• **Data for review**:

Segment Open

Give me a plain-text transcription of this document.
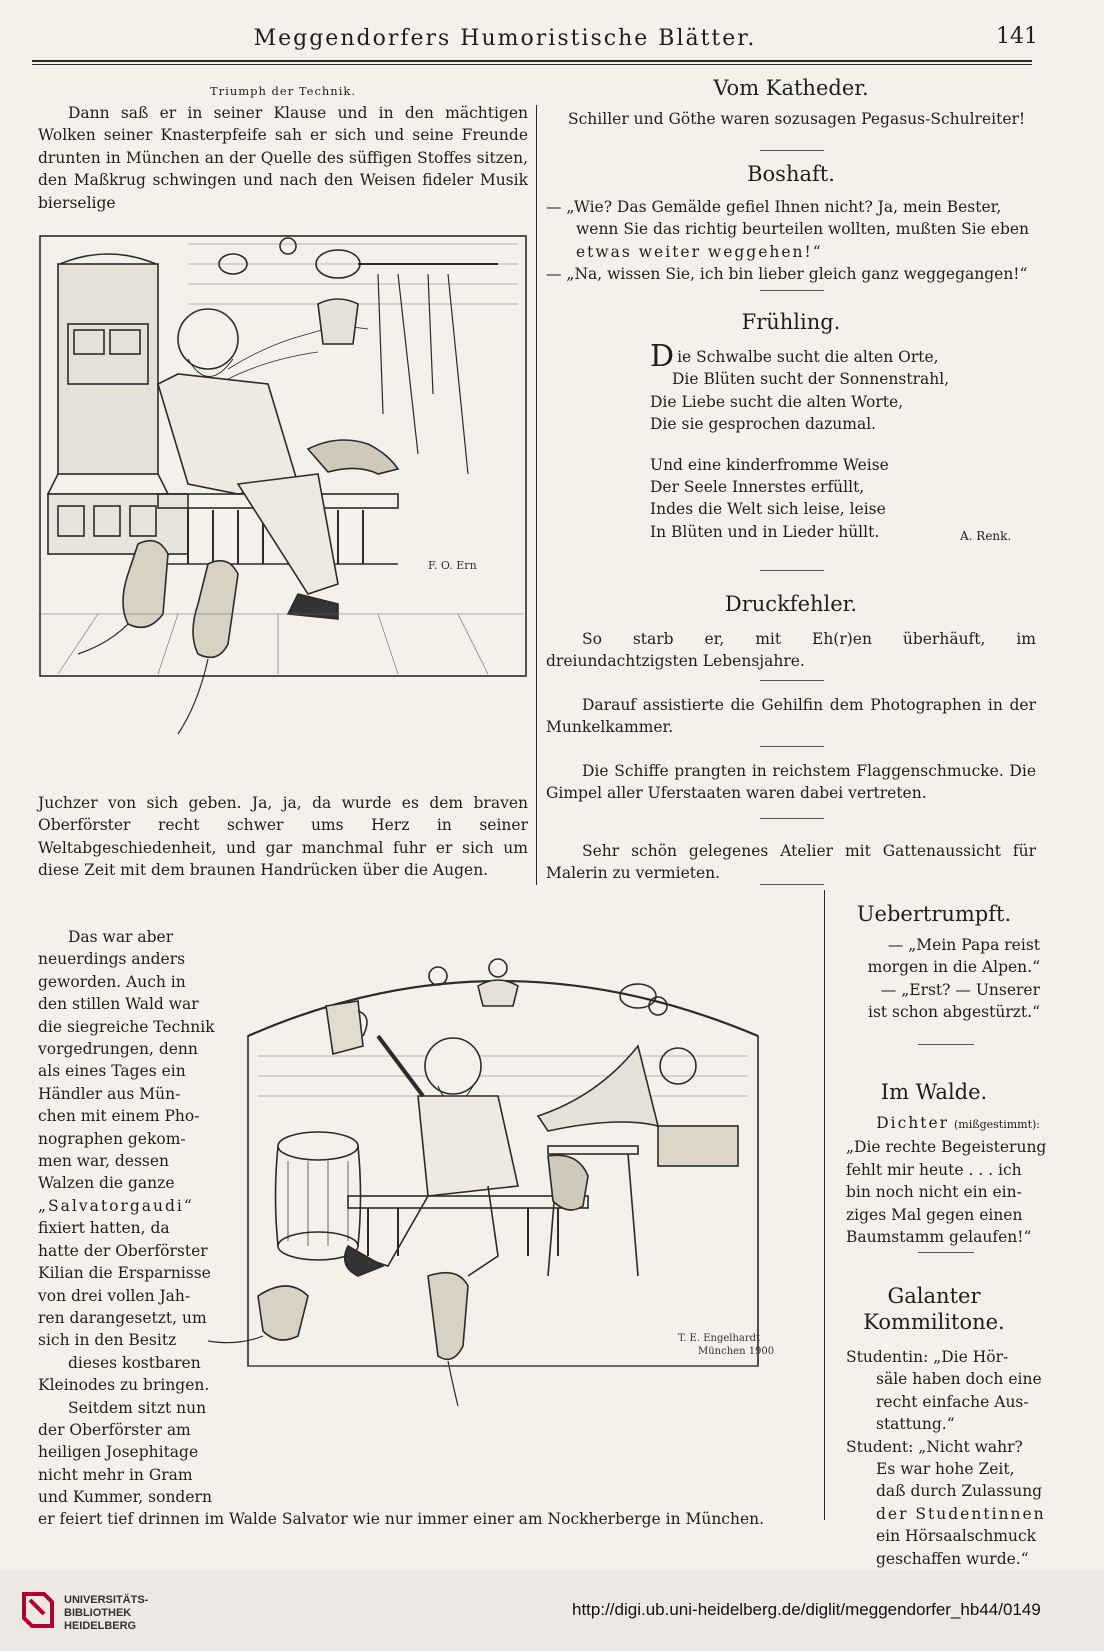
Meggendorfers Humoristische Blätter.	141
Triumph der Technik.
Dann saß er in seiner Klause und in den mächtigen Wolken seiner Knasterpfeife sah er sich und seine Freunde drunten in München an der Quelle des süffigen Stoffes sitzen, den Maßkrug schwingen und nach den Weisen fideler Musik bierselige
F. O. Ern
Juchzer von sich geben. Ja, ja, da wurde es dem braven Oberförster recht schwer ums Herz in seiner Weltabgeschiedenheit, und gar manchmal fuhr er sich um diese Zeit mit dem braunen Handrücken über die Augen.
Das war aber
neuerdings anders
geworden. Auch in
den stillen Wald war
die siegreiche Technik
vorgedrungen, denn
als eines Tages ein
Händler aus Mün-
chen mit einem Pho-
nographen gekom-
men war, dessen
Walzen die ganze
„Salvatorgaudi“
fixiert hatten, da
hatte der Oberförster
Kilian die Ersparnisse
von drei vollen Jah-
ren darangesetzt, um
sich in den Besitz
dieses kostbaren
Kleinodes zu bringen.
Seitdem sitzt nun
der Oberförster am
heiligen Josephitage
nicht mehr in Gram
und Kummer, sondern
T. E. Engelhardt
München 1900
er feiert tief drinnen im Walde Salvator wie nur immer einer am Nockherberge in München.
Vom Katheder.
Schiller und Göthe waren sozusagen Pegasus-Schulreiter!
Boshaft.
— „Wie? Das Gemälde gefiel Ihnen nicht? Ja, mein Bester,
wenn Sie das richtig beurteilen wollten, mußten Sie eben
etwas weiter weggehen!“
— „Na, wissen Sie, ich bin lieber gleich ganz weggegangen!“
Frühling.
Die Schwalbe sucht die alten Orte,
Die Blüten sucht der Sonnenstrahl,
Die Liebe sucht die alten Worte,
Die sie gesprochen dazumal.
Und eine kinderfromme Weise
Der Seele Innerstes erfüllt,
Indes die Welt sich leise, leise
In Blüten und in Lieder hüllt.	A. Renk.
Druckfehler.
So starb er, mit Eh(r)en überhäuft, im dreiundachtzigsten Lebensjahre.
Darauf assistierte die Gehilfin dem Photographen in der Munkelkammer.
Die Schiffe prangten in reichstem Flaggenschmucke. Die Gimpel aller Uferstaaten waren dabei vertreten.
Sehr schön gelegenes Atelier mit Gattenaussicht für Malerin zu vermieten.
Uebertrumpft.
— „Mein Papa reist
morgen in die Alpen.“
— „Erst? — Unserer
ist schon abgestürzt.“
Im Walde.
Dichter (mißgestimmt):
„Die rechte Begeisterung
fehlt mir heute . . . ich
bin noch nicht ein ein-
ziges Mal gegen einen
Baumstamm gelaufen!“
Galanter
Kommilitone.
Studentin: „Die Hör-
säle haben doch eine
recht einfache Aus-
stattung.“
Student: „Nicht wahr?
Es war hohe Zeit,
daß durch Zulassung
der Studentinnen
ein Hörsaalschmuck
geschaffen wurde.“
UNIVERSITÄTS-
BIBLIOTHEK
HEIDELBERG
http://digi.ub.uni-heidelberg.de/diglit/meggendorfer_hb44/0149
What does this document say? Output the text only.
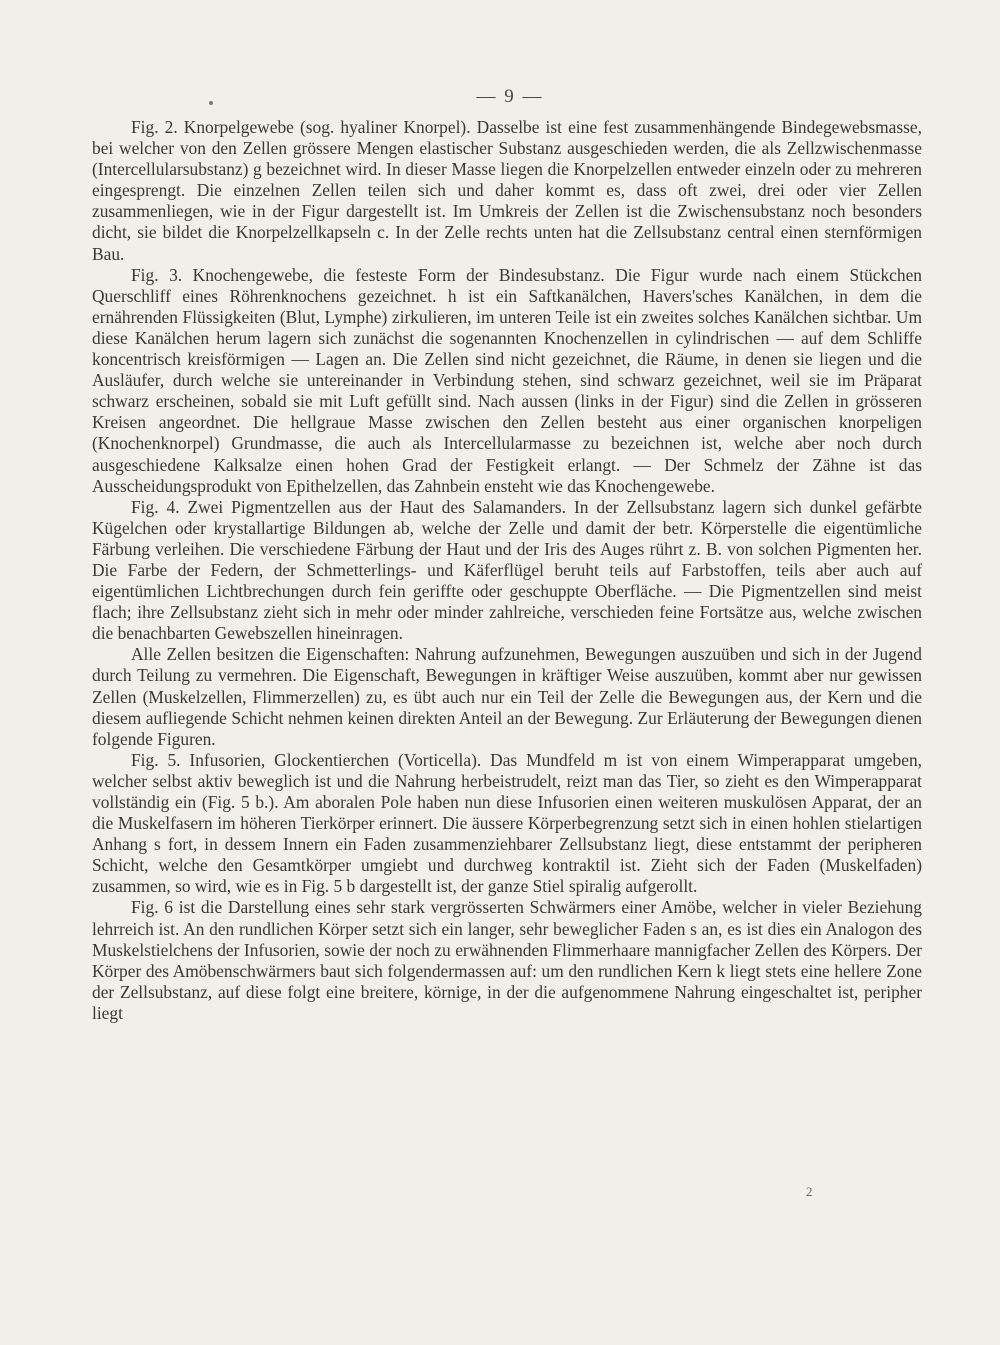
— 9 —

Fig. 2. Knorpelgewebe (sog. hyaliner Knorpel). Dasselbe ist eine fest zusammenhängende Bindegewebsmasse, bei welcher von den Zellen grössere Mengen elastischer Substanz ausgeschieden werden, die als Zellzwischenmasse (Intercellularsubstanz) g bezeichnet wird. In dieser Masse liegen die Knorpelzellen entweder einzeln oder zu mehreren eingesprengt. Die einzelnen Zellen teilen sich und daher kommt es, dass oft zwei, drei oder vier Zellen zusammenliegen, wie in der Figur dargestellt ist. Im Umkreis der Zellen ist die Zwischensubstanz noch besonders dicht, sie bildet die Knorpelzellkapseln c. In der Zelle rechts unten hat die Zellsubstanz central einen sternförmigen Bau.

Fig. 3. Knochengewebe, die festeste Form der Bindesubstanz. Die Figur wurde nach einem Stückchen Querschliff eines Röhrenknochens gezeichnet. h ist ein Saftkanälchen, Havers'sches Kanälchen, in dem die ernährenden Flüssigkeiten (Blut, Lymphe) zirkulieren, im unteren Teile ist ein zweites solches Kanälchen sichtbar. Um diese Kanälchen herum lagern sich zunächst die sogenannten Knochenzellen in cylindrischen — auf dem Schliffe koncentrisch kreisförmigen — Lagen an. Die Zellen sind nicht gezeichnet, die Räume, in denen sie liegen und die Ausläufer, durch welche sie untereinander in Verbindung stehen, sind schwarz gezeichnet, weil sie im Präparat schwarz erscheinen, sobald sie mit Luft gefüllt sind. Nach aussen (links in der Figur) sind die Zellen in grösseren Kreisen angeordnet. Die hellgraue Masse zwischen den Zellen besteht aus einer organischen knorpeligen (Knochenknorpel) Grundmasse, die auch als Intercellularmasse zu bezeichnen ist, welche aber noch durch ausgeschiedene Kalksalze einen hohen Grad der Festigkeit erlangt. — Der Schmelz der Zähne ist das Ausscheidungsprodukt von Epithelzellen, das Zahnbein ensteht wie das Knochengewebe.

Fig. 4. Zwei Pigmentzellen aus der Haut des Salamanders. In der Zellsubstanz lagern sich dunkel gefärbte Kügelchen oder krystallartige Bildungen ab, welche der Zelle und damit der betr. Körperstelle die eigentümliche Färbung verleihen. Die verschiedene Färbung der Haut und der Iris des Auges rührt z. B. von solchen Pigmenten her. Die Farbe der Federn, der Schmetterlings- und Käferflügel beruht teils auf Farbstoffen, teils aber auch auf eigentümlichen Lichtbrechungen durch fein geriffte oder geschuppte Oberfläche. — Die Pigmentzellen sind meist flach; ihre Zellsubstanz zieht sich in mehr oder minder zahlreiche, verschieden feine Fortsätze aus, welche zwischen die benachbarten Gewebszellen hineinragen.

Alle Zellen besitzen die Eigenschaften: Nahrung aufzunehmen, Bewegungen auszuüben und sich in der Jugend durch Teilung zu vermehren. Die Eigenschaft, Bewegungen in kräftiger Weise auszuüben, kommt aber nur gewissen Zellen (Muskelzellen, Flimmerzellen) zu, es übt auch nur ein Teil der Zelle die Bewegungen aus, der Kern und die diesem aufliegende Schicht nehmen keinen direkten Anteil an der Bewegung. Zur Erläuterung der Bewegungen dienen folgende Figuren.

Fig. 5. Infusorien, Glockentierchen (Vorticella). Das Mundfeld m ist von einem Wimperapparat umgeben, welcher selbst aktiv beweglich ist und die Nahrung herbeistrudelt, reizt man das Tier, so zieht es den Wimperapparat vollständig ein (Fig. 5 b.). Am aboralen Pole haben nun diese Infusorien einen weiteren muskulösen Apparat, der an die Muskelfasern im höheren Tierkörper erinnert. Die äussere Körperbegrenzung setzt sich in einen hohlen stielartigen Anhang s fort, in dessem Innern ein Faden zusammenziehbarer Zellsubstanz liegt, diese entstammt der peripheren Schicht, welche den Gesamtkörper umgiebt und durchweg kontraktil ist. Zieht sich der Faden (Muskelfaden) zusammen, so wird, wie es in Fig. 5 b dargestellt ist, der ganze Stiel spiralig aufgerollt.

Fig. 6 ist die Darstellung eines sehr stark vergrösserten Schwärmers einer Amöbe, welcher in vieler Beziehung lehrreich ist. An den rundlichen Körper setzt sich ein langer, sehr beweglicher Faden s an, es ist dies ein Analogon des Muskelstielchens der Infusorien, sowie der noch zu erwähnenden Flimmerhaare mannigfacher Zellen des Körpers. Der Körper des Amöbenschwärmers baut sich folgendermassen auf: um den rundlichen Kern k liegt stets eine hellere Zone der Zellsubstanz, auf diese folgt eine breitere, körnige, in der die aufgenommene Nahrung eingeschaltet ist, peripher liegt

2
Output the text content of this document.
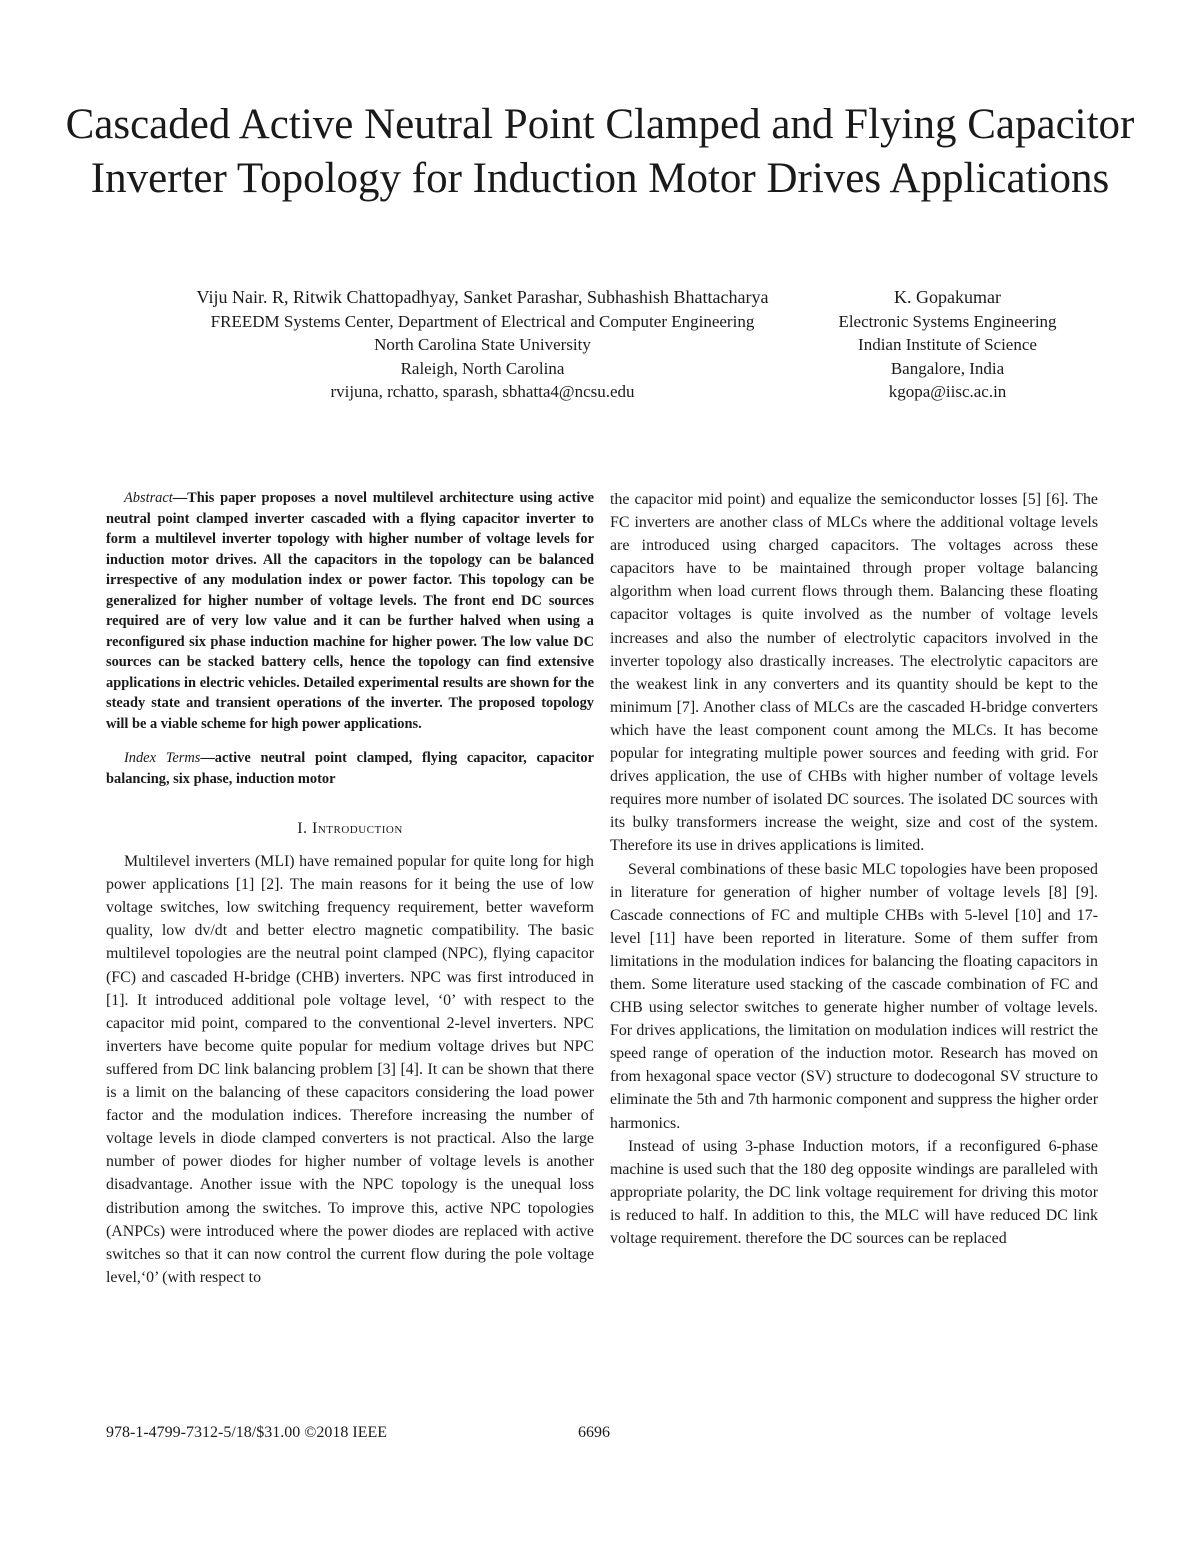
Cascaded Active Neutral Point Clamped and Flying Capacitor Inverter Topology for Induction Motor Drives Applications
Viju Nair. R, Ritwik Chattopadhyay, Sanket Parashar, Subhashish Bhattacharya
FREEDM Systems Center, Department of Electrical and Computer Engineering
North Carolina State University
Raleigh, North Carolina
rvijuna, rchatto, sparash, sbhatta4@ncsu.edu
K. Gopakumar
Electronic Systems Engineering
Indian Institute of Science
Bangalore, India
kgopa@iisc.ac.in

Abstract—This paper proposes a novel multilevel architecture using active neutral point clamped inverter cascaded with a flying capacitor inverter to form a multilevel inverter topology with higher number of voltage levels for induction motor drives. All the capacitors in the topology can be balanced irrespective of any modulation index or power factor. This topology can be generalized for higher number of voltage levels. The front end DC sources required are of very low value and it can be further halved when using a reconfigured six phase induction machine for higher power. The low value DC sources can be stacked battery cells, hence the topology can find extensive applications in electric vehicles. Detailed experimental results are shown for the steady state and transient operations of the inverter. The proposed topology will be a viable scheme for high power applications.

Index Terms—active neutral point clamped, flying capacitor, capacitor balancing, six phase, induction motor

I. Introduction

Multilevel inverters (MLI) have remained popular for quite long for high power applications [1] [2]. The main reasons for it being the use of low voltage switches, low switching frequency requirement, better waveform quality, low dv/dt and better electro magnetic compatibility. The basic multilevel topologies are the neutral point clamped (NPC), flying capacitor (FC) and cascaded H-bridge (CHB) inverters. NPC was first introduced in [1]. It introduced additional pole voltage level, ‘0’ with respect to the capacitor mid point, compared to the conventional 2-level inverters. NPC inverters have become quite popular for medium voltage drives but NPC suffered from DC link balancing problem [3] [4]. It can be shown that there is a limit on the balancing of these capacitors considering the load power factor and the modulation indices. Therefore increasing the number of voltage levels in diode clamped converters is not practical. Also the large number of power diodes for higher number of voltage levels is another disadvantage. Another issue with the NPC topology is the unequal loss distribution among the switches. To improve this, active NPC topologies (ANPCs) were introduced where the power diodes are replaced with active switches so that it can now control the current flow during the pole voltage level,‘0’ (with respect to

the capacitor mid point) and equalize the semiconductor losses [5] [6]. The FC inverters are another class of MLCs where the additional voltage levels are introduced using charged capacitors. The voltages across these capacitors have to be maintained through proper voltage balancing algorithm when load current flows through them. Balancing these floating capacitor voltages is quite involved as the number of voltage levels increases and also the number of electrolytic capacitors involved in the inverter topology also drastically increases. The electrolytic capacitors are the weakest link in any converters and its quantity should be kept to the minimum [7]. Another class of MLCs are the cascaded H-bridge converters which have the least component count among the MLCs. It has become popular for integrating multiple power sources and feeding with grid. For drives application, the use of CHBs with higher number of voltage levels requires more number of isolated DC sources. The isolated DC sources with its bulky transformers increase the weight, size and cost of the system. Therefore its use in drives applications is limited.

Several combinations of these basic MLC topologies have been proposed in literature for generation of higher number of voltage levels [8] [9]. Cascade connections of FC and multiple CHBs with 5-level [10] and 17-level [11] have been reported in literature. Some of them suffer from limitations in the modulation indices for balancing the floating capacitors in them. Some literature used stacking of the cascade combination of FC and CHB using selector switches to generate higher number of voltage levels. For drives applications, the limitation on modulation indices will restrict the speed range of operation of the induction motor. Research has moved on from hexagonal space vector (SV) structure to dodecogonal SV structure to eliminate the 5th and 7th harmonic component and suppress the higher order harmonics.

Instead of using 3-phase Induction motors, if a reconfigured 6-phase machine is used such that the 180 deg opposite windings are paralleled with appropriate polarity, the DC link voltage requirement for driving this motor is reduced to half. In addition to this, the MLC will have reduced DC link voltage requirement. therefore the DC sources can be replaced

978-1-4799-7312-5/18/$31.00 ©2018 IEEE	6696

Segment Closed

• **Task requirements**: In the listing above, how many lines hold the word "alten"? Give the number and nothing more.

• **Exercise answer**: 2